*Requirement:*
Please write the listing below out again exactly, leaving every picture behind.

*Input:*

— Begin —

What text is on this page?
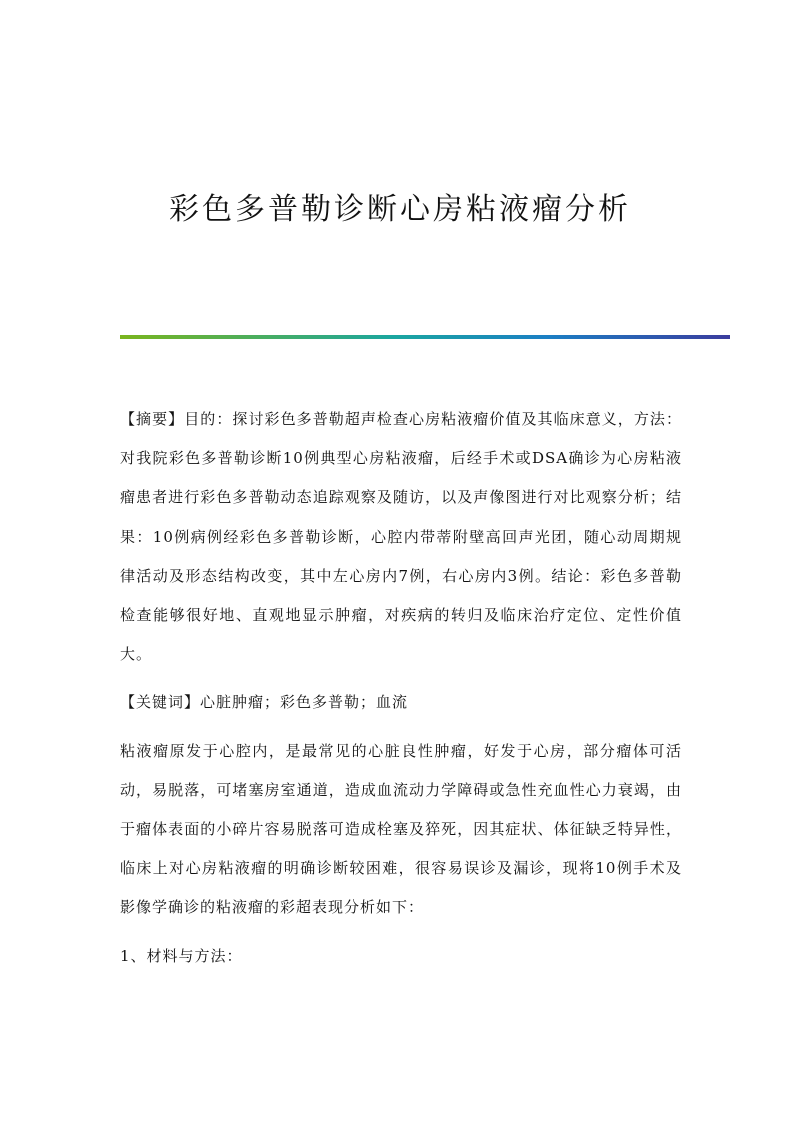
彩色多普勒诊断心房粘液瘤分析

【摘要】目的：探讨彩色多普勒超声检查心房粘液瘤价值及其临床意义，方法：对我院彩色多普勒诊断10例典型心房粘液瘤，后经手术或DSA确诊为心房粘液瘤患者进行彩色多普勒动态追踪观察及随访，以及声像图进行对比观察分析；结果：10例病例经彩色多普勒诊断，心腔内带蒂附壁高回声光团，随心动周期规律活动及形态结构改变，其中左心房内7例，右心房内3例。结论：彩色多普勒检查能够很好地、直观地显示肿瘤，对疾病的转归及临床治疗定位、定性价值大。

【关键词】心脏肿瘤；彩色多普勒；血流

粘液瘤原发于心腔内，是最常见的心脏良性肿瘤，好发于心房，部分瘤体可活动，易脱落，可堵塞房室通道，造成血流动力学障碍或急性充血性心力衰竭，由于瘤体表面的小碎片容易脱落可造成栓塞及猝死，因其症状、体征缺乏特异性，临床上对心房粘液瘤的明确诊断较困难，很容易误诊及漏诊，现将10例手术及影像学确诊的粘液瘤的彩超表现分析如下：

1、材料与方法：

— End —

*The answer:*
What text is on this page?
彩色多普勒诊断心房粘液瘤分析

【摘要】目的：探讨彩色多普勒超声检查心房粘液瘤价值及其临床意义，方法：对我院彩色多普勒诊断10例典型心房粘液瘤，后经手术或DSA确诊为心房粘液瘤患者进行彩色多普勒动态追踪观察及随访，以及声像图进行对比观察分析；结果：10例病例经彩色多普勒诊断，心腔内带蒂附壁高回声光团，随心动周期规律活动及形态结构改变，其中左心房内7例，右心房内3例。结论：彩色多普勒检查能够很好地、直观地显示肿瘤，对疾病的转归及临床治疗定位、定性价值大。

【关键词】心脏肿瘤；彩色多普勒；血流

粘液瘤原发于心腔内，是最常见的心脏良性肿瘤，好发于心房，部分瘤体可活动，易脱落，可堵塞房室通道，造成血流动力学障碍或急性充血性心力衰竭，由于瘤体表面的小碎片容易脱落可造成栓塞及猝死，因其症状、体征缺乏特异性，临床上对心房粘液瘤的明确诊断较困难，很容易误诊及漏诊，现将10例手术及影像学确诊的粘液瘤的彩超表现分析如下：

1、材料与方法：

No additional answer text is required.